## THE TASK
Work out how many lines contain "more". Reply with the count alone.
--- START DATASET EXTRACT ---
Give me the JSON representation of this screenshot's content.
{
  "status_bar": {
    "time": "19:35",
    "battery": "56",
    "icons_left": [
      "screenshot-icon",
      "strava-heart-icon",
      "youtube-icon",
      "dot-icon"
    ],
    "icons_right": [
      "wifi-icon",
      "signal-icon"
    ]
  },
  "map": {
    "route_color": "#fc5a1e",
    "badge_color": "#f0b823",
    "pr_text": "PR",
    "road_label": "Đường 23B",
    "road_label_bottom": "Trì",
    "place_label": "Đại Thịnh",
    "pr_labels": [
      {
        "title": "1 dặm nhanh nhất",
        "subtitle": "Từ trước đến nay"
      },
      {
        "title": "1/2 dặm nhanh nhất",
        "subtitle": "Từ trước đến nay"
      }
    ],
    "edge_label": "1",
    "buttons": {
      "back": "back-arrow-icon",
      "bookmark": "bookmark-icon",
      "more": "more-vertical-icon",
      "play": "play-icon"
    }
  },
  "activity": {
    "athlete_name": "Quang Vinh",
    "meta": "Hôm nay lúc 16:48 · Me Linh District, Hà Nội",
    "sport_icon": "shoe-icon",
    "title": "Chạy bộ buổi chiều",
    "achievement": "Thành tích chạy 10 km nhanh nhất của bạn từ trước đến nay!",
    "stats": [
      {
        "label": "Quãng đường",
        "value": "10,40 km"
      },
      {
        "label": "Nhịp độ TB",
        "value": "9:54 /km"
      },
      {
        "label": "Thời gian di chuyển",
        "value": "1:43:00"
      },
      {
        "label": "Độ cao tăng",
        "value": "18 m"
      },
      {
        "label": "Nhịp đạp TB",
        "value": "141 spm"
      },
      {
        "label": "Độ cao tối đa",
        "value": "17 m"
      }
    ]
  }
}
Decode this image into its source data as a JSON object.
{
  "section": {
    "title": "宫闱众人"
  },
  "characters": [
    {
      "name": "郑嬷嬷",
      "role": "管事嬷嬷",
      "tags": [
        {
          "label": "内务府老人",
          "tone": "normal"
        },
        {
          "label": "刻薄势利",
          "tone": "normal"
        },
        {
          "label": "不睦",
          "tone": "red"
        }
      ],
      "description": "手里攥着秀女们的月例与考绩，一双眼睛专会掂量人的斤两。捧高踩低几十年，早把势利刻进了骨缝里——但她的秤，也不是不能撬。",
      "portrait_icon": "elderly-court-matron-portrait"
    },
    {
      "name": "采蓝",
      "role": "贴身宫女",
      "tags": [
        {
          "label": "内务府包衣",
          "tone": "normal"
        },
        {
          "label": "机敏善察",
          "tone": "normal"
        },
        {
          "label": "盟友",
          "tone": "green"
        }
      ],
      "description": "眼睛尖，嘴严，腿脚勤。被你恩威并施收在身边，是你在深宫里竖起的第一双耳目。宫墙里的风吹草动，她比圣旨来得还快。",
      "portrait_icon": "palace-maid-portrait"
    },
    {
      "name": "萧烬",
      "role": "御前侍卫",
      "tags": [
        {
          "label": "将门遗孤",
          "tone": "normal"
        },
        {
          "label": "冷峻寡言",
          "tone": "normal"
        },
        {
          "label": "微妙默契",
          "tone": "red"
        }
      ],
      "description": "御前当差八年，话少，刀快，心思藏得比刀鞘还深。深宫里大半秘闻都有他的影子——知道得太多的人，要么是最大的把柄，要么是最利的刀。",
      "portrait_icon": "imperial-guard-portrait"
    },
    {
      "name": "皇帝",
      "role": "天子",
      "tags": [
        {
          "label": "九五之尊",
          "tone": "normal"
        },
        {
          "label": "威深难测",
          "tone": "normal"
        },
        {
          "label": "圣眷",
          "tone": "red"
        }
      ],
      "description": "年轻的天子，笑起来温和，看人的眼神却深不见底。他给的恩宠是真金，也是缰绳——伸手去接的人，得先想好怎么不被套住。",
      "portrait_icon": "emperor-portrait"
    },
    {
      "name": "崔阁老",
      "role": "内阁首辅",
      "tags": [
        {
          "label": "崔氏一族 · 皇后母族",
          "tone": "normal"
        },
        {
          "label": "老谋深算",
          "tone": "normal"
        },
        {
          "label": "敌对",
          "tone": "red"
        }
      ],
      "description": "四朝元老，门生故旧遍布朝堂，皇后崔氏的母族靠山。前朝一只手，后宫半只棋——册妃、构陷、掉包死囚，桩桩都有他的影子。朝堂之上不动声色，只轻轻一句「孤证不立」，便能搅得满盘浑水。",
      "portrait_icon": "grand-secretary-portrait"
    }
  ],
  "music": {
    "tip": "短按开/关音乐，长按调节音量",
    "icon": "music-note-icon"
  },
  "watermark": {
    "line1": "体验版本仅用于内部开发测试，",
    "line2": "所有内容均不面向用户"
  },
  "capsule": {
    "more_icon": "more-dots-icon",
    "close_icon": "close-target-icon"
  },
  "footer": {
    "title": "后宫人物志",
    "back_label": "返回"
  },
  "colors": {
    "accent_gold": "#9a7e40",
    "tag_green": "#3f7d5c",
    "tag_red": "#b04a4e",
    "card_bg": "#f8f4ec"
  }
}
--- END DATASET EXTRACT ---
## ANSWER IN FULL
2